======== INFORMATION PROVIDED ========

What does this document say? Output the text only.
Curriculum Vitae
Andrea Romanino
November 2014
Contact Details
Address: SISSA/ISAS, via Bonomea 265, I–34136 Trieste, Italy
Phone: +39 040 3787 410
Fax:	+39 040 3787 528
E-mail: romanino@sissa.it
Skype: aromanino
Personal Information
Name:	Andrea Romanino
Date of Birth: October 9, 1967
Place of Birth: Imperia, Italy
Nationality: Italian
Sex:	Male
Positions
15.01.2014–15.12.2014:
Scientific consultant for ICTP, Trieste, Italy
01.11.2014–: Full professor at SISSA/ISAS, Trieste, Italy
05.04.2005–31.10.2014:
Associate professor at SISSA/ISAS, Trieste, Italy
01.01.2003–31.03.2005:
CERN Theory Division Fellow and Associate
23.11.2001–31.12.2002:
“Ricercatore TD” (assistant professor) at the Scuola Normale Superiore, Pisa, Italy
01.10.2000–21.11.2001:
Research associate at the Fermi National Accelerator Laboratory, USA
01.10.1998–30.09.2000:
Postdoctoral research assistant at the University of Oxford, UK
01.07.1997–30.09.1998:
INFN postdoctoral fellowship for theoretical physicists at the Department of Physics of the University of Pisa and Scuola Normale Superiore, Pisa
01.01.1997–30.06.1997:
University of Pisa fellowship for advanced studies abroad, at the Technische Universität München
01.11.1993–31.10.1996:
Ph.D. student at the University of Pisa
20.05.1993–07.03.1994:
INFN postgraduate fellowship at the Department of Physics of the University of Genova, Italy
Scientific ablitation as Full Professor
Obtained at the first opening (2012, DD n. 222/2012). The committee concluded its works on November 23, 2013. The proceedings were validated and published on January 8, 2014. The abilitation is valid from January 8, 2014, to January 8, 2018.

========

▸ **OBJECTIVE**
Write out the full listing exactly as given.

▸ **SOLUTION**
What does this document say? Output the text only.
Curriculum Vitae
Andrea Romanino
November 2014
Contact Details
Address: SISSA/ISAS, via Bonomea 265, I–34136 Trieste, Italy
Phone: +39 040 3787 410
Fax:	+39 040 3787 528
E-mail: romanino@sissa.it
Skype: aromanino
Personal Information
Name:	Andrea Romanino
Date of Birth: October 9, 1967
Place of Birth: Imperia, Italy
Nationality: Italian
Sex:	Male
Positions
15.01.2014–15.12.2014:
Scientific consultant for ICTP, Trieste, Italy
01.11.2014–: Full professor at SISSA/ISAS, Trieste, Italy
05.04.2005–31.10.2014:
Associate professor at SISSA/ISAS, Trieste, Italy
01.01.2003–31.03.2005:
CERN Theory Division Fellow and Associate
23.11.2001–31.12.2002:
“Ricercatore TD” (assistant professor) at the Scuola Normale Superiore, Pisa, Italy
01.10.2000–21.11.2001:
Research associate at the Fermi National Accelerator Laboratory, USA
01.10.1998–30.09.2000:
Postdoctoral research assistant at the University of Oxford, UK
01.07.1997–30.09.1998:
INFN postdoctoral fellowship for theoretical physicists at the Department of Physics of the University of Pisa and Scuola Normale Superiore, Pisa
01.01.1997–30.06.1997:
University of Pisa fellowship for advanced studies abroad, at the Technische Universität München
01.11.1993–31.10.1996:
Ph.D. student at the University of Pisa
20.05.1993–07.03.1994:
INFN postgraduate fellowship at the Department of Physics of the University of Genova, Italy
Scientific ablitation as Full Professor
Obtained at the first opening (2012, DD n. 222/2012). The committee concluded its works on November 23, 2013. The proceedings were validated and published on January 8, 2014. The abilitation is valid from January 8, 2014, to January 8, 2018.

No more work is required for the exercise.